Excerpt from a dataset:

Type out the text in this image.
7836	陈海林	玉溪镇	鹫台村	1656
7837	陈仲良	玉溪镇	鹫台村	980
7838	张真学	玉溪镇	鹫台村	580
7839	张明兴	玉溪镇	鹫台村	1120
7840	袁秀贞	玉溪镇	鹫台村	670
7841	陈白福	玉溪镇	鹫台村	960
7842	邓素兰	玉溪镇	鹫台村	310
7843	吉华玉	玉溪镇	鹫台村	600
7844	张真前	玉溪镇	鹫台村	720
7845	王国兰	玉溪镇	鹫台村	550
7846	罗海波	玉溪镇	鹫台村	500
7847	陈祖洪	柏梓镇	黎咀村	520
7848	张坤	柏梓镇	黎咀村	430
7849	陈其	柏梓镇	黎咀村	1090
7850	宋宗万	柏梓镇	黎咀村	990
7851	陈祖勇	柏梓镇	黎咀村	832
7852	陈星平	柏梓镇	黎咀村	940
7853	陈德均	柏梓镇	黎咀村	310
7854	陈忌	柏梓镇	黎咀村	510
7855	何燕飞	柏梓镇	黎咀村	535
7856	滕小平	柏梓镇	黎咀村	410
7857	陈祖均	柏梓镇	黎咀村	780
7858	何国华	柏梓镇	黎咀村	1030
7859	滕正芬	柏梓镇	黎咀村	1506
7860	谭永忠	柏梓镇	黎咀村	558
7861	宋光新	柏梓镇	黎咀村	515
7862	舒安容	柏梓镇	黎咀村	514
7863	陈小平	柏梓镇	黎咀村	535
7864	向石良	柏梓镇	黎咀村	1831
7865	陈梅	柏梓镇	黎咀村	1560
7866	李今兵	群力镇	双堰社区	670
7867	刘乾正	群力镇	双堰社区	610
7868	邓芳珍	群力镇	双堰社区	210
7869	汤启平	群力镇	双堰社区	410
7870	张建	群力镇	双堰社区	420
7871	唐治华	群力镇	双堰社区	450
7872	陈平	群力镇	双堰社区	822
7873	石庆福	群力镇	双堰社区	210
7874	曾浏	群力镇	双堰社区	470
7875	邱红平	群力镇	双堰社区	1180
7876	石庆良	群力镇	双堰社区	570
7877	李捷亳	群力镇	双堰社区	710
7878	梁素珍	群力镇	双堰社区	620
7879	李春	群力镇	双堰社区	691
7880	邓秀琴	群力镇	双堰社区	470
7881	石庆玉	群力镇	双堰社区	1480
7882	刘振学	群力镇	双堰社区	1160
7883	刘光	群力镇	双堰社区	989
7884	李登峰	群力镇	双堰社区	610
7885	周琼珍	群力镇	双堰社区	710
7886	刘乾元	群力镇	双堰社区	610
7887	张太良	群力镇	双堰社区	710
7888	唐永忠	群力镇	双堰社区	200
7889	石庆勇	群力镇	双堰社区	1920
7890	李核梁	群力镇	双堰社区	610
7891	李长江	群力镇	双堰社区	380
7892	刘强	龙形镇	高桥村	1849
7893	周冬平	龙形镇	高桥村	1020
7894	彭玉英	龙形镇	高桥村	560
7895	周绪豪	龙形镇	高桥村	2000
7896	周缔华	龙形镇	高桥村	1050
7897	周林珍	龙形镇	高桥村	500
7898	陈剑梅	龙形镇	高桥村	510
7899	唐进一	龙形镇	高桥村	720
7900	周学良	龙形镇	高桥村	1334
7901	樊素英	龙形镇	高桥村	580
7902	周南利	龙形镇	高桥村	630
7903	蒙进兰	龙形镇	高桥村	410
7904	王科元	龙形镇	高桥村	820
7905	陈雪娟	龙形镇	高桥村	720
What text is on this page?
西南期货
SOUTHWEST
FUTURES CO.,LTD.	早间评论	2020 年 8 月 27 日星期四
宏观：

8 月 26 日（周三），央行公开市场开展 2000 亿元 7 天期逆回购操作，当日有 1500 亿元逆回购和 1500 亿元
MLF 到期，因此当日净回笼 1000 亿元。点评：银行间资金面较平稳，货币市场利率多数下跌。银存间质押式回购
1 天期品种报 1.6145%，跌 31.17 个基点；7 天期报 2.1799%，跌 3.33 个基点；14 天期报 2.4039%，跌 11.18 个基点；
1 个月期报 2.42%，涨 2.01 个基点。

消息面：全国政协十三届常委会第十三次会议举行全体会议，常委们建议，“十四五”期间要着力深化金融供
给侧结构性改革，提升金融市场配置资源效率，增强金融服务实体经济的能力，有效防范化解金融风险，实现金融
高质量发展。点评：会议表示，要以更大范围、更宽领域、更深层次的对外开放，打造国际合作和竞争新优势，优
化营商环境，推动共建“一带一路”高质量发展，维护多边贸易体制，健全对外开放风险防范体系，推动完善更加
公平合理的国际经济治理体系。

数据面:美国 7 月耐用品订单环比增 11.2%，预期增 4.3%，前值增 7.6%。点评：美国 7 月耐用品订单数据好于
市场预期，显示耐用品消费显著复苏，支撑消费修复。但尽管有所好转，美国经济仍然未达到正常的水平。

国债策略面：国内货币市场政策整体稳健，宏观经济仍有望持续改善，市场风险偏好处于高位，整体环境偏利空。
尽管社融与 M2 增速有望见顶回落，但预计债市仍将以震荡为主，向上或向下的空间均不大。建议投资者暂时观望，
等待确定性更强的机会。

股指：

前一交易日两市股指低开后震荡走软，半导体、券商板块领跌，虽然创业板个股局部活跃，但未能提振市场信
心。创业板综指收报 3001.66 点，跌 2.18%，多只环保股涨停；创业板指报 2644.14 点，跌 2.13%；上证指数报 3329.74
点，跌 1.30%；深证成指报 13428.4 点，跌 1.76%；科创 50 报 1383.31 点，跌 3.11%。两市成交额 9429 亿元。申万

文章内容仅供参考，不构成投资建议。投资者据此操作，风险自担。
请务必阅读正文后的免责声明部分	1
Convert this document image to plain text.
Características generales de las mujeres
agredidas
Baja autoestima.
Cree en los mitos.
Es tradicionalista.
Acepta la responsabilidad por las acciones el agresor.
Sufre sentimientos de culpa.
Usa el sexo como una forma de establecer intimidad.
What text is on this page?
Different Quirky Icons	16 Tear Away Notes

# What to do
Wherever the string "this" appears in the entries above, list that line.

# Solution below
Type out the text in this image.
What text is on this page?
Convert this document image to plain text.
What text is on this page?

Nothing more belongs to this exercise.